[Data excerpts]:
___

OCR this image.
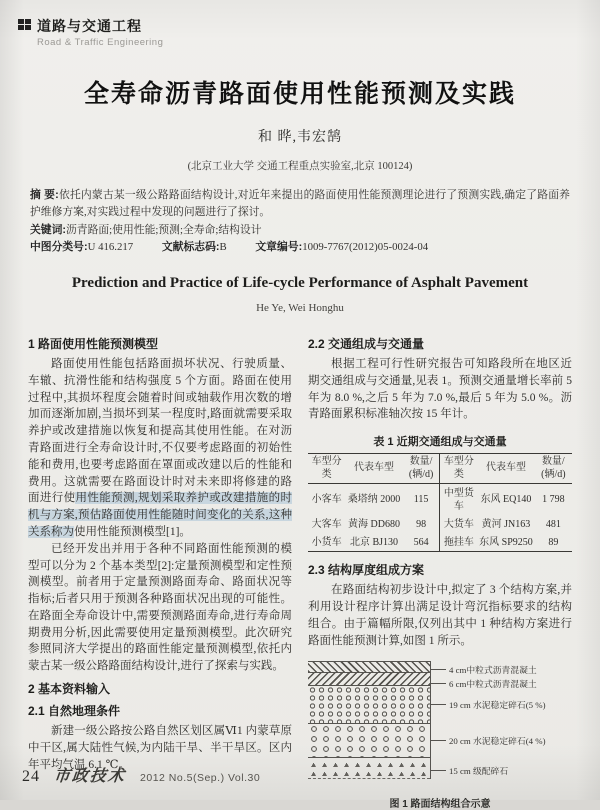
道路与交通工程
Road & Traffic Engineering
全寿命沥青路面使用性能预测及实践
和 晔,韦宏鹄
(北京工业大学 交通工程重点实验室,北京 100124)

摘 要:依托内蒙古某一级公路路面结构设计,对近年来提出的路面使用性能预测理论进行了预测实践,确定了路面养护维修方案,对实践过程中发现的问题进行了探讨。

关键词:沥青路面;使用性能;预测;全寿命;结构设计

中图分类号:U 416.217	文献标志码:B	文章编号:1009-7767(2012)05-0024-04

Prediction and Practice of Life-cycle Performance of Asphalt Pavement
He Ye, Wei Honghu
1 路面使用性能预测模型

路面使用性能包括路面损坏状况、行驶质量、车辙、抗滑性能和结构强度 5 个方面。路面在使用过程中,其损坏程度会随着时间或轴载作用次数的增加而逐渐加剧,当损坏到某一程度时,路面就需要采取养护或改建措施以恢复和提高其使用性能。在对沥青路面进行全寿命设计时,不仅要考虑路面的初始性能和费用,也要考虑路面在罩面或改建以后的性能和费用。这就需要在路面设计时对未来即将修建的路面进行使用性能预测,规划采取养护或改建措施的时机与方案,预估路面使用性能随时间变化的关系,这种关系称为使用性能预测模型[1]。

已经开发出并用于各种不同路面性能预测的模型可以分为 2 个基本类型[2]:定量预测模型和定性预测模型。前者用于定量预测路面寿命、路面状况等指标;后者只用于预测各种路面状况出现的可能性。在路面全寿命设计中,需要预测路面寿命,进行寿命周期费用分析,因此需要使用定量预测模型。此次研究参照同济大学提出的路面性能定量预测模型,依托内蒙古某一级公路路面结构设计,进行了探索与实践。

2 基本资料输入
2.1 自然地理条件

新建一级公路按公路自然区划区属Ⅵ1 内蒙草原中干区,属大陆性气候,为内陆干旱、半干旱区。区内年平均气温 6.1 ℃。

2.2 交通组成与交通量

根据工程可行性研究报告可知路段所在地区近期交通组成与交通量,见表 1。预测交通量增长率前 5 年为 8.0 %,之后 5 年为 7.0 %,最后 5 年为 5.0 %。沥青路面累积标准轴次按 15 年计。

表 1 近期交通组成与交通量
车型分类	代表车型	数量/ (辆/d)	车型分类	代表车型	数量/ (辆/d)
小客车	桑塔纳 2000	115	中型货车	东风 EQ140	1 798
大客车	黄海 DD680	98	大货车	黄河 JN163	481
小货车	北京 BJ130	564	拖挂车	东风 SP9250	89
2.3 结构厚度组成方案

在路面结构初步设计中,拟定了 3 个结构方案,并利用设计程序计算出满足设计弯沉指标要求的结构组合。由于篇幅所限,仅列出其中 1 种结构方案进行路面性能预测计算,如图 1 所示。

4 cm中粒式沥青混凝土
6 cm中粒式沥青混凝土
19 cm 水泥稳定碎石(5 %)
20 cm 水泥稳定碎石(4 %)
15 cm 级配碎石
图 1 路面结构组合示意
24 市政技术 2012 No.5(Sep.) Vol.30
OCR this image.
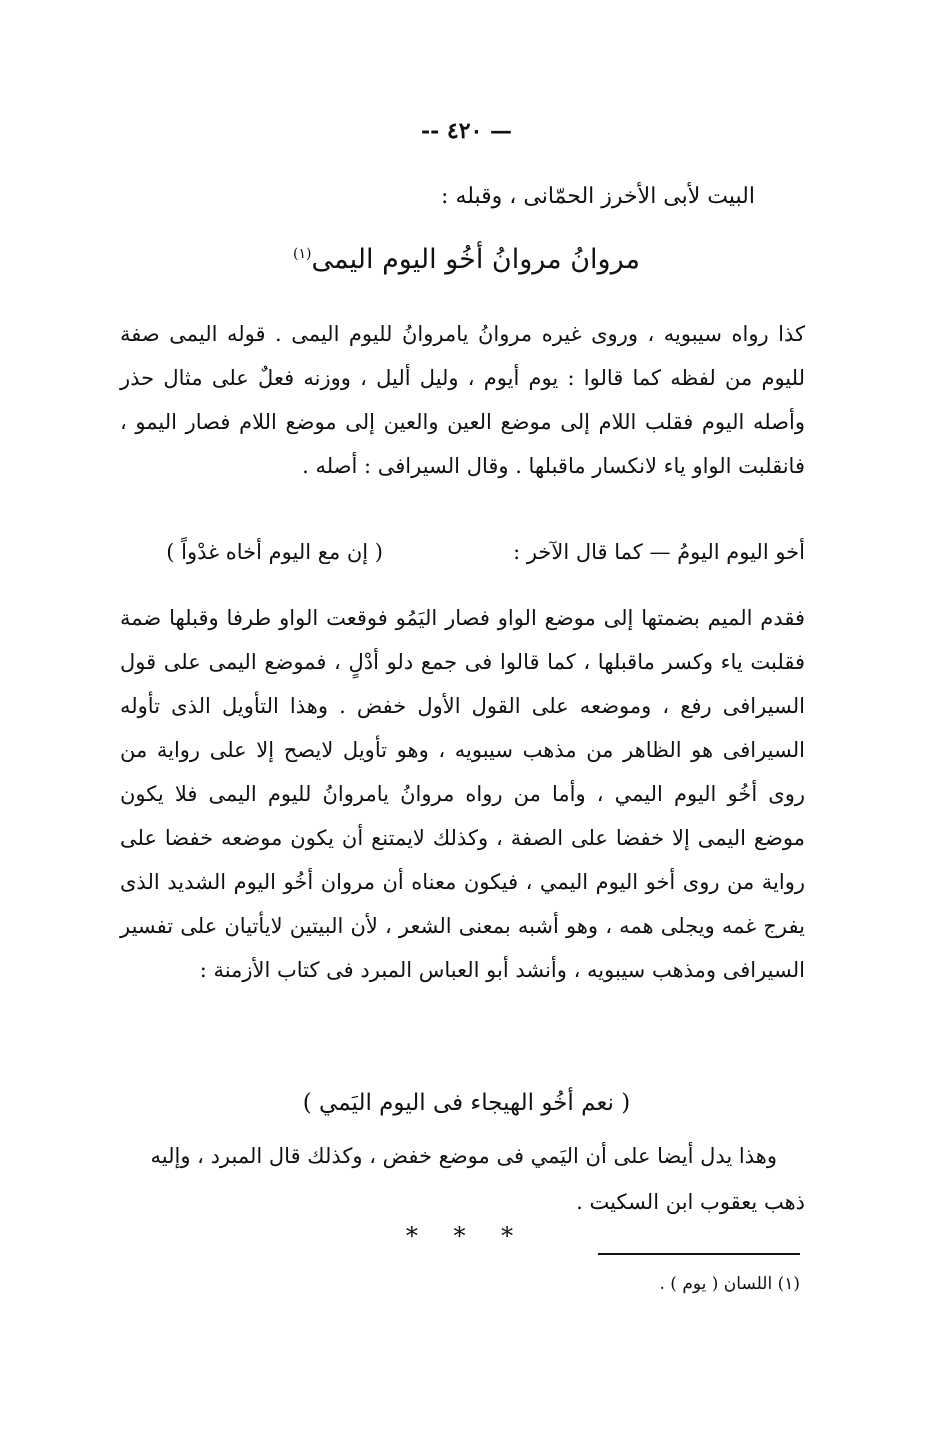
-- ٤٢٠ —
البيت لأبى الأخرز الحمّانى ، وقبله :
مروانُ مروانُ أخُو اليوم اليمى$^{(١)}$
كذا رواه سيبويه ، وروى غيره مروانُ يامروانُ لليوم اليمى . قوله اليمى صفة لليوم من لفظه كما قالوا : يوم أيوم ، وليل أليل ، ووزنه فعلٌ على مثال حذر وأصله اليوم فقلب اللام إلى موضع العين والعين إلى موضع اللام فصار اليمو ، فانقلبت الواو ياء لانكسار ماقبلها . وقال السيرافى : أصله .
أخو اليوم اليومُ — كما قال الآخر :
( إن مع اليوم أخاه غدْواً )
فقدم الميم بضمتها إلى موضع الواو فصار اليَمُو فوقعت الواو طرفا وقبلها ضمة فقلبت ياء وكسر ماقبلها ، كما قالوا فى جمع دلو أدْلٍ ، فموضع اليمى على قول السيرافى رفع ، وموضعه على القول الأول خفض . وهذا التأويل الذى تأوله السيرافى هو الظاهر من مذهب سيبويه ، وهو تأويل لايصح إلا على رواية من روى أخُو اليوم اليمي ، وأما من رواه مروانُ يامروانُ لليوم اليمى فلا يكون موضع اليمى إلا خفضا على الصفة ، وكذلك لايمتنع أن يكون موضعه خفضا على رواية من روى أخو اليوم اليمي ، فيكون معناه أن مروان أخُو اليوم الشديد الذى يفرج غمه ويجلى همه ، وهو أشبه بمعنى الشعر ، لأن البيتين لايأتيان على تفسير السيرافى ومذهب سيبويه ، وأنشد أبو العباس المبرد فى كتاب الأزمنة :
( نعم أخُو الهيجاء فى اليوم اليَمي )
وهذا يدل أيضا على أن اليَمي فى موضع خفض ، وكذلك قال المبرد ، وإليه
ذهب يعقوب ابن السكيت .
* * *
(١) اللسان ( يوم ) .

___

[Stated task]: Go through the listing above and write it out again exactly, dropping the pictures.

[Result of the exercise]:
OCR this image.
道路与交通工程
Road & Traffic Engineering
全寿命沥青路面使用性能预测及实践
和 晔,韦宏鹄
(北京工业大学 交通工程重点实验室,北京 100124)

摘 要:依托内蒙古某一级公路路面结构设计,对近年来提出的路面使用性能预测理论进行了预测实践,确定了路面养护维修方案,对实践过程中发现的问题进行了探讨。

关键词:沥青路面;使用性能;预测;全寿命;结构设计

中图分类号:U 416.217	文献标志码:B	文章编号:1009-7767(2012)05-0024-04

Prediction and Practice of Life-cycle Performance of Asphalt Pavement
He Ye, Wei Honghu
1 路面使用性能预测模型

路面使用性能包括路面损坏状况、行驶质量、车辙、抗滑性能和结构强度 5 个方面。路面在使用过程中,其损坏程度会随着时间或轴载作用次数的增加而逐渐加剧,当损坏到某一程度时,路面就需要采取养护或改建措施以恢复和提高其使用性能。在对沥青路面进行全寿命设计时,不仅要考虑路面的初始性能和费用,也要考虑路面在罩面或改建以后的性能和费用。这就需要在路面设计时对未来即将修建的路面进行使用性能预测,规划采取养护或改建措施的时机与方案,预估路面使用性能随时间变化的关系,这种关系称为使用性能预测模型[1]。

已经开发出并用于各种不同路面性能预测的模型可以分为 2 个基本类型[2]:定量预测模型和定性预测模型。前者用于定量预测路面寿命、路面状况等指标;后者只用于预测各种路面状况出现的可能性。在路面全寿命设计中,需要预测路面寿命,进行寿命周期费用分析,因此需要使用定量预测模型。此次研究参照同济大学提出的路面性能定量预测模型,依托内蒙古某一级公路路面结构设计,进行了探索与实践。

2 基本资料输入
2.1 自然地理条件

新建一级公路按公路自然区划区属Ⅵ1 内蒙草原中干区,属大陆性气候,为内陆干旱、半干旱区。区内年平均气温 6.1 ℃。

2.2 交通组成与交通量

根据工程可行性研究报告可知路段所在地区近期交通组成与交通量,见表 1。预测交通量增长率前 5 年为 8.0 %,之后 5 年为 7.0 %,最后 5 年为 5.0 %。沥青路面累积标准轴次按 15 年计。

表 1 近期交通组成与交通量
车型分类	代表车型	数量/ (辆/d)	车型分类	代表车型	数量/ (辆/d)
小客车	桑塔纳 2000	115	中型货车	东风 EQ140	1 798
大客车	黄海 DD680	98	大货车	黄河 JN163	481
小货车	北京 BJ130	564	拖挂车	东风 SP9250	89
2.3 结构厚度组成方案

在路面结构初步设计中,拟定了 3 个结构方案,并利用设计程序计算出满足设计弯沉指标要求的结构组合。由于篇幅所限,仅列出其中 1 种结构方案进行路面性能预测计算,如图 1 所示。

4 cm中粒式沥青混凝土
6 cm中粒式沥青混凝土
19 cm 水泥稳定碎石(5 %)
20 cm 水泥稳定碎石(4 %)
15 cm 级配碎石
图 1 路面结构组合示意
24 市政技术 2012 No.5(Sep.) Vol.30
OCR this image.
-- ٤٢٠ —
البيت لأبى الأخرز الحمّانى ، وقبله :
مروانُ مروانُ أخُو اليوم اليمى$^{(١)}$
كذا رواه سيبويه ، وروى غيره مروانُ يامروانُ لليوم اليمى . قوله اليمى صفة لليوم من لفظه كما قالوا : يوم أيوم ، وليل أليل ، ووزنه فعلٌ على مثال حذر وأصله اليوم فقلب اللام إلى موضع العين والعين إلى موضع اللام فصار اليمو ، فانقلبت الواو ياء لانكسار ماقبلها . وقال السيرافى : أصله .
أخو اليوم اليومُ — كما قال الآخر :
( إن مع اليوم أخاه غدْواً )
فقدم الميم بضمتها إلى موضع الواو فصار اليَمُو فوقعت الواو طرفا وقبلها ضمة فقلبت ياء وكسر ماقبلها ، كما قالوا فى جمع دلو أدْلٍ ، فموضع اليمى على قول السيرافى رفع ، وموضعه على القول الأول خفض . وهذا التأويل الذى تأوله السيرافى هو الظاهر من مذهب سيبويه ، وهو تأويل لايصح إلا على رواية من روى أخُو اليوم اليمي ، وأما من رواه مروانُ يامروانُ لليوم اليمى فلا يكون موضع اليمى إلا خفضا على الصفة ، وكذلك لايمتنع أن يكون موضعه خفضا على رواية من روى أخو اليوم اليمي ، فيكون معناه أن مروان أخُو اليوم الشديد الذى يفرج غمه ويجلى همه ، وهو أشبه بمعنى الشعر ، لأن البيتين لايأتيان على تفسير السيرافى ومذهب سيبويه ، وأنشد أبو العباس المبرد فى كتاب الأزمنة :
( نعم أخُو الهيجاء فى اليوم اليَمي )
وهذا يدل أيضا على أن اليَمي فى موضع خفض ، وكذلك قال المبرد ، وإليه
ذهب يعقوب ابن السكيت .
* * *
(١) اللسان ( يوم ) .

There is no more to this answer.